Repeat the entire listing exactly as written.

++++

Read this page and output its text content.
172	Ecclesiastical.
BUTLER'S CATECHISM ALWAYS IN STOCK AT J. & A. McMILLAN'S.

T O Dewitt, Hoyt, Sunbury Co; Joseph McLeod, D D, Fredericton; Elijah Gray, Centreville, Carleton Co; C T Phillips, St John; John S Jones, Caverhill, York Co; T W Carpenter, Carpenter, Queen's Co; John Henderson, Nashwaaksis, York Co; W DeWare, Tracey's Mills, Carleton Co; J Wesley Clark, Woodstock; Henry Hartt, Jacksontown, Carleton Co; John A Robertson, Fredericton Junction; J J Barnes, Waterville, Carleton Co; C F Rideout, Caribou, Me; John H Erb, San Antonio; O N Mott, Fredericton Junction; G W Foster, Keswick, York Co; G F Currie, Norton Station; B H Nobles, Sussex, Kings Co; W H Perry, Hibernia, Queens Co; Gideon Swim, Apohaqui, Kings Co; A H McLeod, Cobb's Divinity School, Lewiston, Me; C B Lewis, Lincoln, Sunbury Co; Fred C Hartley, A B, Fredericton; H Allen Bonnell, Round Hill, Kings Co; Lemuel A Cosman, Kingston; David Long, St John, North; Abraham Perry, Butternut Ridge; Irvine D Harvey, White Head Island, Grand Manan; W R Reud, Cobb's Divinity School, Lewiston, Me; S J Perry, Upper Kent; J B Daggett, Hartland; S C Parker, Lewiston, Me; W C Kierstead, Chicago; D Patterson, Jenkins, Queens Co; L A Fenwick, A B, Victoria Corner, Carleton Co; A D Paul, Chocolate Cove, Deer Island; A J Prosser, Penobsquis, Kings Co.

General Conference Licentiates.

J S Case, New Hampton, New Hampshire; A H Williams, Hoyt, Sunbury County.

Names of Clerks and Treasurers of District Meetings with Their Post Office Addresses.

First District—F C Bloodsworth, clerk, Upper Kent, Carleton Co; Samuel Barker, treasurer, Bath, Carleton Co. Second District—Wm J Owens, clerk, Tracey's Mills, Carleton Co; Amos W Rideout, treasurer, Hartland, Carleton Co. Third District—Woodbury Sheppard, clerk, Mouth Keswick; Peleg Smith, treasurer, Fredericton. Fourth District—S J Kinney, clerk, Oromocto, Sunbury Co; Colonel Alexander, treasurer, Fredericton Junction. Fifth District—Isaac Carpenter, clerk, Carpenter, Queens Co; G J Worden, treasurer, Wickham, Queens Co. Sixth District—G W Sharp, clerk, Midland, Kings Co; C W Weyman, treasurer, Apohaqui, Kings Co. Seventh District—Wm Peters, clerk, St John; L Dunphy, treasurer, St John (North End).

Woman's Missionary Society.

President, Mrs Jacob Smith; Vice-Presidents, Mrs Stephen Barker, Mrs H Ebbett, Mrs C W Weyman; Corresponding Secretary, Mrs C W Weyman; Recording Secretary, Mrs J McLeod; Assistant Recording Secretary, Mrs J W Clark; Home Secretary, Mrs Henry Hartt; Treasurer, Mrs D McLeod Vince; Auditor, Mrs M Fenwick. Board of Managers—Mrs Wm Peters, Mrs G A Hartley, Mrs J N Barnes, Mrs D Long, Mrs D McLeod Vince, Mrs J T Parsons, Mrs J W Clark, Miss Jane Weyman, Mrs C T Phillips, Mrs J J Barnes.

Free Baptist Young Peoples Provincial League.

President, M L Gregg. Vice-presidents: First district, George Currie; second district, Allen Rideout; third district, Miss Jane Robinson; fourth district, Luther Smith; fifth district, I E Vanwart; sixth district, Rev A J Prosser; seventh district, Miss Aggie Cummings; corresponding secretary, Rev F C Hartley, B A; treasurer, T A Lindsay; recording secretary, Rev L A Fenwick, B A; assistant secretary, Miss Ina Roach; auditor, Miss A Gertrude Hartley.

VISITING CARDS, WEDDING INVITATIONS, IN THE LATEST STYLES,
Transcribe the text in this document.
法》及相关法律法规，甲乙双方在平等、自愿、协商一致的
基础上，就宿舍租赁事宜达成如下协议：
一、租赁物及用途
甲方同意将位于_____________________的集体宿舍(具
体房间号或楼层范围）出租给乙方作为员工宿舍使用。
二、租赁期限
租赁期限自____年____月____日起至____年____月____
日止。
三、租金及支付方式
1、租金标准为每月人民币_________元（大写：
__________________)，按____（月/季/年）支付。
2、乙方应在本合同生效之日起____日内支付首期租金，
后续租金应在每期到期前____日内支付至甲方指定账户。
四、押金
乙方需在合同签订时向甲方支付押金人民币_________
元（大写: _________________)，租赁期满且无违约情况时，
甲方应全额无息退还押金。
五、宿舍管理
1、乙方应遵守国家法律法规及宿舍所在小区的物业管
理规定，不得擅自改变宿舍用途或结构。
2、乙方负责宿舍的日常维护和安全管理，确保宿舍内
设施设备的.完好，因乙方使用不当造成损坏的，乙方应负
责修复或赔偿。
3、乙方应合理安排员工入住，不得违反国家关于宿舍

++++

Result:
Read this page and output its text content.
172	Ecclesiastical.
BUTLER'S CATECHISM ALWAYS IN STOCK AT J. & A. McMILLAN'S.

T O Dewitt, Hoyt, Sunbury Co; Joseph McLeod, D D, Fredericton; Elijah Gray, Centreville, Carleton Co; C T Phillips, St John; John S Jones, Caverhill, York Co; T W Carpenter, Carpenter, Queen's Co; John Henderson, Nashwaaksis, York Co; W DeWare, Tracey's Mills, Carleton Co; J Wesley Clark, Woodstock; Henry Hartt, Jacksontown, Carleton Co; John A Robertson, Fredericton Junction; J J Barnes, Waterville, Carleton Co; C F Rideout, Caribou, Me; John H Erb, San Antonio; O N Mott, Fredericton Junction; G W Foster, Keswick, York Co; G F Currie, Norton Station; B H Nobles, Sussex, Kings Co; W H Perry, Hibernia, Queens Co; Gideon Swim, Apohaqui, Kings Co; A H McLeod, Cobb's Divinity School, Lewiston, Me; C B Lewis, Lincoln, Sunbury Co; Fred C Hartley, A B, Fredericton; H Allen Bonnell, Round Hill, Kings Co; Lemuel A Cosman, Kingston; David Long, St John, North; Abraham Perry, Butternut Ridge; Irvine D Harvey, White Head Island, Grand Manan; W R Reud, Cobb's Divinity School, Lewiston, Me; S J Perry, Upper Kent; J B Daggett, Hartland; S C Parker, Lewiston, Me; W C Kierstead, Chicago; D Patterson, Jenkins, Queens Co; L A Fenwick, A B, Victoria Corner, Carleton Co; A D Paul, Chocolate Cove, Deer Island; A J Prosser, Penobsquis, Kings Co.

General Conference Licentiates.

J S Case, New Hampton, New Hampshire; A H Williams, Hoyt, Sunbury County.

Names of Clerks and Treasurers of District Meetings with Their Post Office Addresses.

First District—F C Bloodsworth, clerk, Upper Kent, Carleton Co; Samuel Barker, treasurer, Bath, Carleton Co. Second District—Wm J Owens, clerk, Tracey's Mills, Carleton Co; Amos W Rideout, treasurer, Hartland, Carleton Co. Third District—Woodbury Sheppard, clerk, Mouth Keswick; Peleg Smith, treasurer, Fredericton. Fourth District—S J Kinney, clerk, Oromocto, Sunbury Co; Colonel Alexander, treasurer, Fredericton Junction. Fifth District—Isaac Carpenter, clerk, Carpenter, Queens Co; G J Worden, treasurer, Wickham, Queens Co. Sixth District—G W Sharp, clerk, Midland, Kings Co; C W Weyman, treasurer, Apohaqui, Kings Co. Seventh District—Wm Peters, clerk, St John; L Dunphy, treasurer, St John (North End).

Woman's Missionary Society.

President, Mrs Jacob Smith; Vice-Presidents, Mrs Stephen Barker, Mrs H Ebbett, Mrs C W Weyman; Corresponding Secretary, Mrs C W Weyman; Recording Secretary, Mrs J McLeod; Assistant Recording Secretary, Mrs J W Clark; Home Secretary, Mrs Henry Hartt; Treasurer, Mrs D McLeod Vince; Auditor, Mrs M Fenwick. Board of Managers—Mrs Wm Peters, Mrs G A Hartley, Mrs J N Barnes, Mrs D Long, Mrs D McLeod Vince, Mrs J T Parsons, Mrs J W Clark, Miss Jane Weyman, Mrs C T Phillips, Mrs J J Barnes.

Free Baptist Young Peoples Provincial League.

President, M L Gregg. Vice-presidents: First district, George Currie; second district, Allen Rideout; third district, Miss Jane Robinson; fourth district, Luther Smith; fifth district, I E Vanwart; sixth district, Rev A J Prosser; seventh district, Miss Aggie Cummings; corresponding secretary, Rev F C Hartley, B A; treasurer, T A Lindsay; recording secretary, Rev L A Fenwick, B A; assistant secretary, Miss Ina Roach; auditor, Miss A Gertrude Hartley.

VISITING CARDS, WEDDING INVITATIONS, IN THE LATEST STYLES,
Transcribe the text in this document.
法》及相关法律法规，甲乙双方在平等、自愿、协商一致的
基础上，就宿舍租赁事宜达成如下协议：
一、租赁物及用途
甲方同意将位于_____________________的集体宿舍(具
体房间号或楼层范围）出租给乙方作为员工宿舍使用。
二、租赁期限
租赁期限自____年____月____日起至____年____月____
日止。
三、租金及支付方式
1、租金标准为每月人民币_________元（大写：
__________________)，按____（月/季/年）支付。
2、乙方应在本合同生效之日起____日内支付首期租金，
后续租金应在每期到期前____日内支付至甲方指定账户。
四、押金
乙方需在合同签订时向甲方支付押金人民币_________
元（大写: _________________)，租赁期满且无违约情况时，
甲方应全额无息退还押金。
五、宿舍管理
1、乙方应遵守国家法律法规及宿舍所在小区的物业管
理规定，不得擅自改变宿舍用途或结构。
2、乙方负责宿舍的日常维护和安全管理，确保宿舍内
设施设备的.完好，因乙方使用不当造成损坏的，乙方应负
责修复或赔偿。
3、乙方应合理安排员工入住，不得违反国家关于宿舍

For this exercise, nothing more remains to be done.